[begin Entries supplied]

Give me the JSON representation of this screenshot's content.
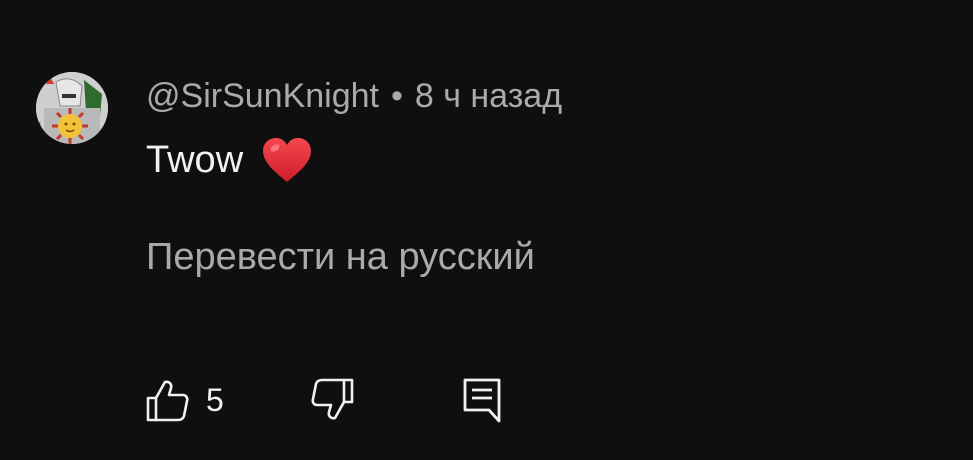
{
  "comment": {
    "author": "@SirSunKnight",
    "separator": "•",
    "time": "8 ч назад",
    "text": "Twow",
    "emoji": "heart-emoji",
    "translate_label": "Перевести на русский"
  },
  "actions": {
    "like_count": "5",
    "like_icon": "thumbs-up-icon",
    "dislike_icon": "thumbs-down-icon",
    "reply_icon": "comment-reply-icon"
  },
  "colors": {
    "background": "#0f0f0f",
    "primary_text": "#f1f1f1",
    "secondary_text": "#aaaaaa",
    "heart": "#e0242d"
  }
}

[end Entries supplied]

Exercise objective:
Exact duplication of all the records is required; pictures are omitted from the copy.

Solution to this exercise:
Give me the JSON representation of this screenshot's content.
{
  "comment": {
    "author": "@SirSunKnight",
    "separator": "•",
    "time": "8 ч назад",
    "text": "Twow",
    "emoji": "heart-emoji",
    "translate_label": "Перевести на русский"
  },
  "actions": {
    "like_count": "5",
    "like_icon": "thumbs-up-icon",
    "dislike_icon": "thumbs-down-icon",
    "reply_icon": "comment-reply-icon"
  },
  "colors": {
    "background": "#0f0f0f",
    "primary_text": "#f1f1f1",
    "secondary_text": "#aaaaaa",
    "heart": "#e0242d"
  }
}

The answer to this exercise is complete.